- _Short problem_
Look over the lines below. Report each one that includes the string "⑤建档立卡贫困家庭".

Dataset entries:
──────
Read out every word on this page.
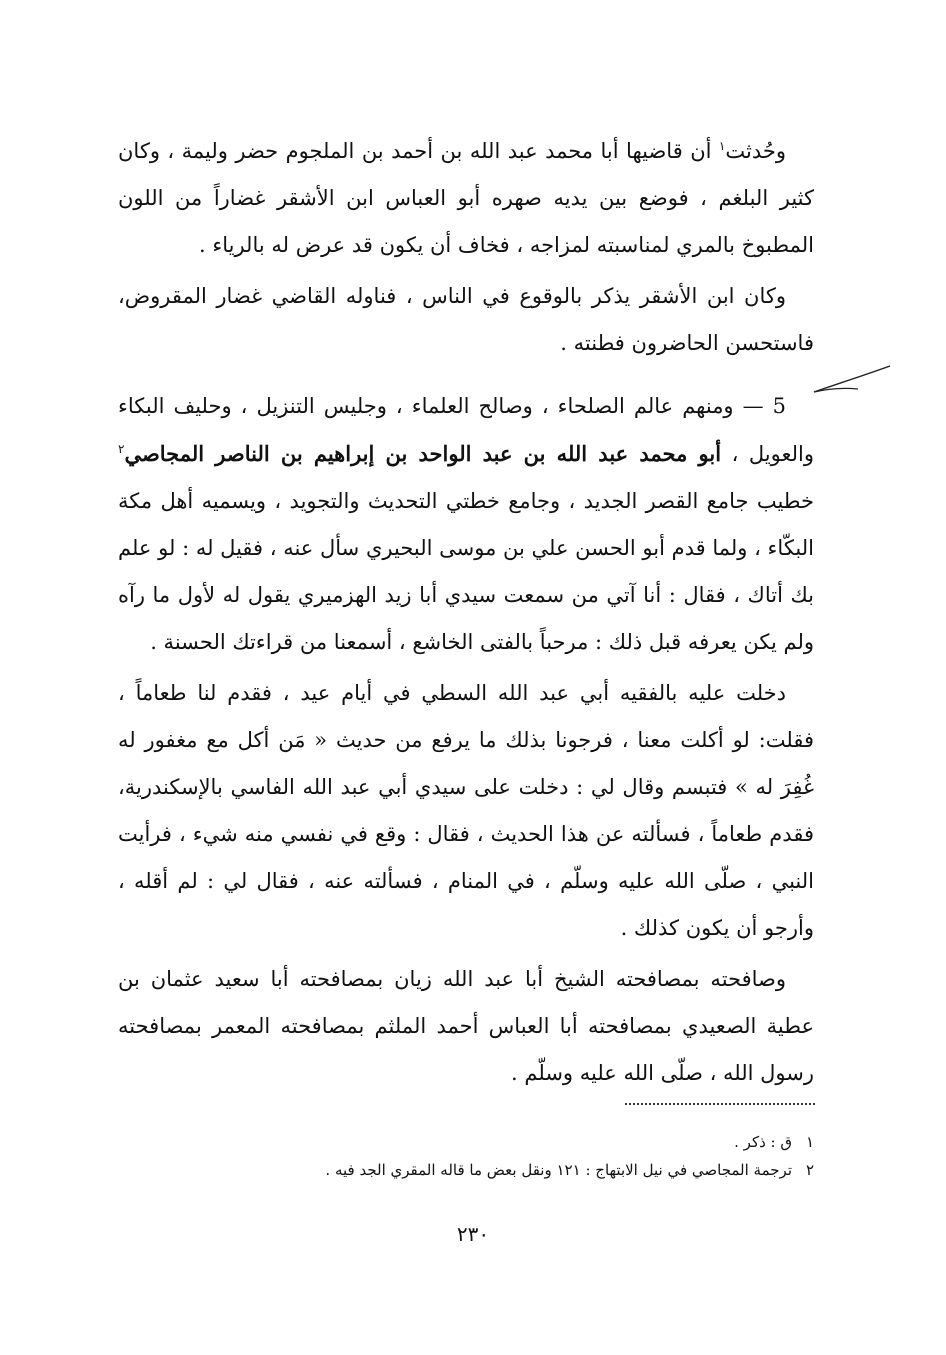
وحُدثت$^١$ أن قاضيها أبا محمد عبد الله بن أحمد بن الملجوم حضر وليمة ، وكان كثير البلغم ، فوضع بين يديه صهره أبو العباس ابن الأشقر غضاراً من اللون المطبوخ بالمري لمناسبته لمزاجه ، فخاف أن يكون قد عرض له بالرياء .

وكان ابن الأشقر يذكر بالوقوع في الناس ، فناوله القاضي غضار المقروض، فاستحسن الحاضرون فطنته .

5 — ومنهم عالم الصلحاء ، وصالح العلماء ، وجليس التنزيل ، وحليف البكاء والعويل ، أبو محمد عبد الله بن عبد الواحد بن إبراهيم بن الناصر المجاصي$^٢$ خطيب جامع القصر الجديد ، وجامع خطتي التحديث والتجويد ، ويسميه أهل مكة البكّاء ، ولما قدم أبو الحسن علي بن موسى البحيري سأل عنه ، فقيل له : لو علم بك أتاك ، فقال : أنا آتي من سمعت سيدي أبا زيد الهزميري يقول له لأول ما رآه ولم يكن يعرفه قبل ذلك : مرحباً بالفتى الخاشع ، أسمعنا من قراءتك الحسنة .

دخلت عليه بالفقيه أبي عبد الله السطي في أيام عيد ، فقدم لنا طعاماً ، فقلت: لو أكلت معنا ، فرجونا بذلك ما يرفع من حديث « مَن أكل مع مغفور له غُفِرَ له » فتبسم وقال لي : دخلت على سيدي أبي عبد الله الفاسي بالإسكندرية، فقدم طعاماً ، فسألته عن هذا الحديث ، فقال : وقع في نفسي منه شيء ، فرأيت النبي ، صلّى الله عليه وسلّم ، في المنام ، فسألته عنه ، فقال لي : لم أقله ، وأرجو أن يكون كذلك .

وصافحته بمصافحته الشيخ أبا عبد الله زيان بمصافحته أبا سعيد عثمان بن عطية الصعيدي بمصافحته أبا العباس أحمد الملثم بمصافحته المعمر بمصافحته رسول الله ، صلّى الله عليه وسلّم .

١ق : ذكر .
٢ترجمة المجاصي في نيل الابتهاج : ١٢١ ونقل بعض ما قاله المقري الجد فيه .
٢٣٠
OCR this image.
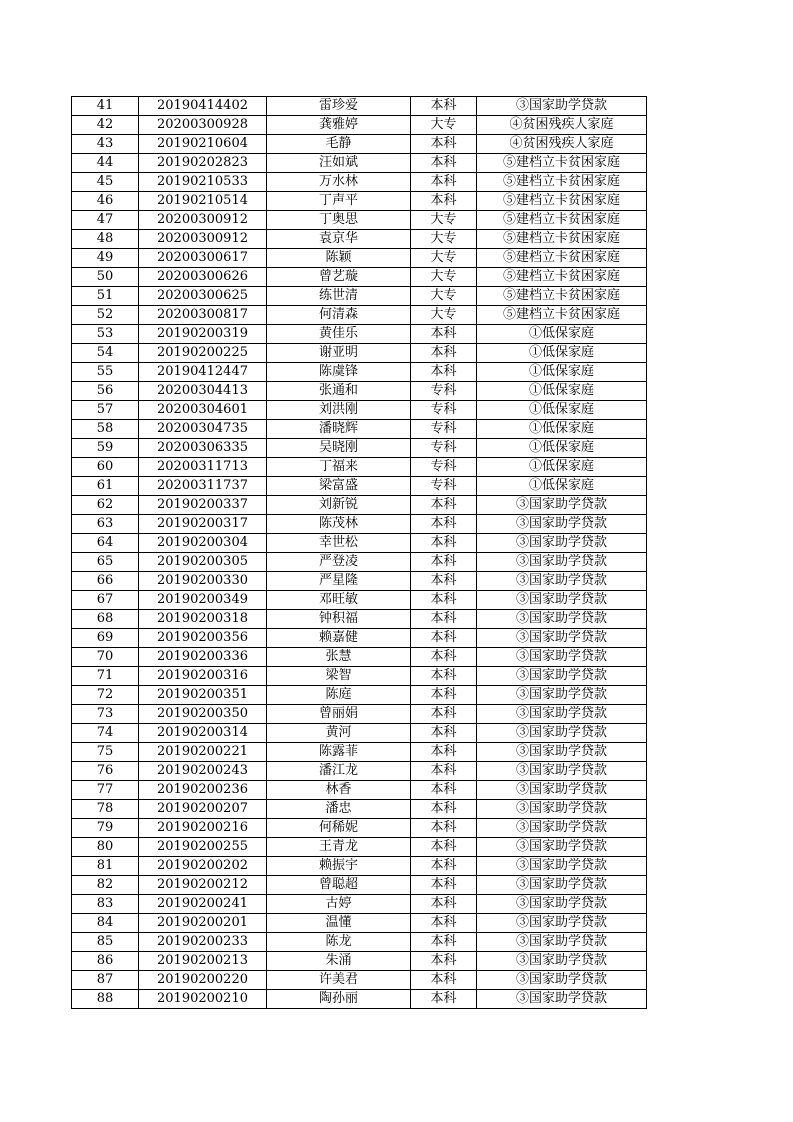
41	20190414402	雷珍爱	本科	③国家助学贷款
42	20200300928	龚雅婷	大专	④贫困残疾人家庭
43	20190210604	毛静	本科	④贫困残疾人家庭
44	20190202823	汪如斌	本科	⑤建档立卡贫困家庭
45	20190210533	万水林	本科	⑤建档立卡贫困家庭
46	20190210514	丁声平	本科	⑤建档立卡贫困家庭
47	20200300912	丁奥思	大专	⑤建档立卡贫困家庭
48	20200300912	袁京华	大专	⑤建档立卡贫困家庭
49	20200300617	陈颖	大专	⑤建档立卡贫困家庭
50	20200300626	曾艺璇	大专	⑤建档立卡贫困家庭
51	20200300625	练世清	大专	⑤建档立卡贫困家庭
52	20200300817	何清森	大专	⑤建档立卡贫困家庭
53	20190200319	黄佳乐	本科	①低保家庭
54	20190200225	谢亚明	本科	①低保家庭
55	20190412447	陈虞锋	本科	①低保家庭
56	20200304413	张通和	专科	①低保家庭
57	20200304601	刘洪刚	专科	①低保家庭
58	20200304735	潘晓辉	专科	①低保家庭
59	20200306335	吴晓刚	专科	①低保家庭
60	20200311713	丁福来	专科	①低保家庭
61	20200311737	梁富盛	专科	①低保家庭
62	20190200337	刘新锐	本科	③国家助学贷款
63	20190200317	陈茂林	本科	③国家助学贷款
64	20190200304	幸世松	本科	③国家助学贷款
65	20190200305	严登凌	本科	③国家助学贷款
66	20190200330	严星隆	本科	③国家助学贷款
67	20190200349	邓旺敏	本科	③国家助学贷款
68	20190200318	钟积福	本科	③国家助学贷款
69	20190200356	赖嘉健	本科	③国家助学贷款
70	20190200336	张慧	本科	③国家助学贷款
71	20190200316	梁智	本科	③国家助学贷款
72	20190200351	陈庭	本科	③国家助学贷款
73	20190200350	曾丽娟	本科	③国家助学贷款
74	20190200314	黄河	本科	③国家助学贷款
75	20190200221	陈露菲	本科	③国家助学贷款
76	20190200243	潘江龙	本科	③国家助学贷款
77	20190200236	林香	本科	③国家助学贷款
78	20190200207	潘忠	本科	③国家助学贷款
79	20190200216	何稀妮	本科	③国家助学贷款
80	20190200255	王青龙	本科	③国家助学贷款
81	20190200202	赖振宇	本科	③国家助学贷款
82	20190200212	曾聪超	本科	③国家助学贷款
83	20190200241	古婷	本科	③国家助学贷款
84	20190200201	温懂	本科	③国家助学贷款
85	20190200233	陈龙	本科	③国家助学贷款
86	20190200213	朱涌	本科	③国家助学贷款
87	20190200220	许美君	本科	③国家助学贷款
88	20190200210	陶孙丽	本科	③国家助学贷款
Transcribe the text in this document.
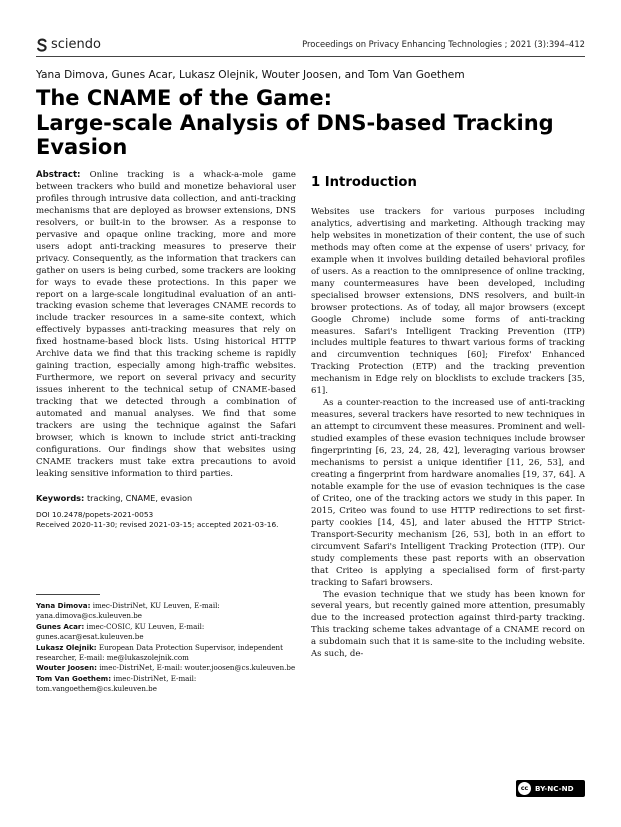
sciendo	Proceedings on Privacy Enhancing Technologies ; 2021 (3):394–412
Yana Dimova, Gunes Acar, Lukasz Olejnik, Wouter Joosen, and Tom Van Goethem
The CNAME of the Game:
Large-scale Analysis of DNS-based Tracking
Evasion

Abstract: Online tracking is a whack-a-mole game between trackers who build and monetize behavioral user profiles through intrusive data collection, and anti-tracking mechanisms that are deployed as browser extensions, DNS resolvers, or built-in to the browser. As a response to pervasive and opaque online tracking, more and more users adopt anti-tracking measures to preserve their privacy. Consequently, as the information that trackers can gather on users is being curbed, some trackers are looking for ways to evade these protections. In this paper we report on a large-scale longitudinal evaluation of an anti-tracking evasion scheme that leverages CNAME records to include tracker resources in a same-site context, which effectively bypasses anti-tracking measures that rely on fixed hostname-based block lists. Using historical HTTP Archive data we find that this tracking scheme is rapidly gaining traction, especially among high-traffic websites. Furthermore, we report on several privacy and security issues inherent to the technical setup of CNAME-based tracking that we detected through a combination of automated and manual analyses. We find that some trackers are using the technique against the Safari browser, which is known to include strict anti-tracking configurations. Our findings show that websites using CNAME trackers must take extra precautions to avoid leaking sensitive information to third parties.

Keywords: tracking, CNAME, evasion
DOI 10.2478/popets-2021-0053
Received 2020-11-30; revised 2021-03-15; accepted 2021-03-16.
Yana Dimova: imec-DistriNet, KU Leuven, E-mail: yana.dimova@cs.kuleuven.be
Gunes Acar: imec-COSIC, KU Leuven, E-mail: gunes.acar@esat.kuleuven.be
Lukasz Olejnik: European Data Protection Supervisor, independent researcher, E-mail: me@lukaszolejnik.com
Wouter Joosen: imec-DistriNet, E-mail: wouter.joosen@cs.kuleuven.be
Tom Van Goethem: imec-DistriNet, E-mail: tom.vangoethem@cs.kuleuven.be
1 Introduction

Websites use trackers for various purposes including analytics, advertising and marketing. Although tracking may help websites in monetization of their content, the use of such methods may often come at the expense of users' privacy, for example when it involves building detailed behavioral profiles of users. As a reaction to the omnipresence of online tracking, many countermeasures have been developed, including specialised browser extensions, DNS resolvers, and built-in browser protections. As of today, all major browsers (except Google Chrome) include some forms of anti-tracking measures. Safari's Intelligent Tracking Prevention (ITP) includes multiple features to thwart various forms of tracking and circumvention techniques [60]; Firefox' Enhanced Tracking Protection (ETP) and the tracking prevention mechanism in Edge rely on blocklists to exclude trackers [35, 61].

As a counter-reaction to the increased use of anti-tracking measures, several trackers have resorted to new techniques in an attempt to circumvent these measures. Prominent and well-studied examples of these evasion techniques include browser fingerprinting [6, 23, 24, 28, 42], leveraging various browser mechanisms to persist a unique identifier [11, 26, 53], and creating a fingerprint from hardware anomalies [19, 37, 64]. A notable example for the use of evasion techniques is the case of Criteo, one of the tracking actors we study in this paper. In 2015, Criteo was found to use HTTP redirections to set first-party cookies [14, 45], and later abused the HTTP Strict-Transport-Security mechanism [26, 53], both in an effort to circumvent Safari's Intelligent Tracking Protection (ITP). Our study complements these past reports with an observation that Criteo is applying a specialised form of first-party tracking to Safari browsers.

The evasion technique that we study has been known for several years, but recently gained more attention, presumably due to the increased protection against third-party tracking. This tracking scheme takes advantage of a CNAME record on a subdomain such that it is same-site to the including website. As such, de-

cc BY-NC-ND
──────
- _Solution_
44	20190202823	汪如斌	本科	⑤建档立卡贫困家庭
45	20190210533	万水林	本科	⑤建档立卡贫困家庭
46	20190210514	丁声平	本科	⑤建档立卡贫困家庭
47	20200300912	丁奥思	大专	⑤建档立卡贫困家庭
48	20200300912	袁京华	大专	⑤建档立卡贫困家庭
49	20200300617	陈颖	大专	⑤建档立卡贫困家庭
50	20200300626	曾艺璇	大专	⑤建档立卡贫困家庭
51	20200300625	练世清	大专	⑤建档立卡贫困家庭
52	20200300817	何清森	大专	⑤建档立卡贫困家庭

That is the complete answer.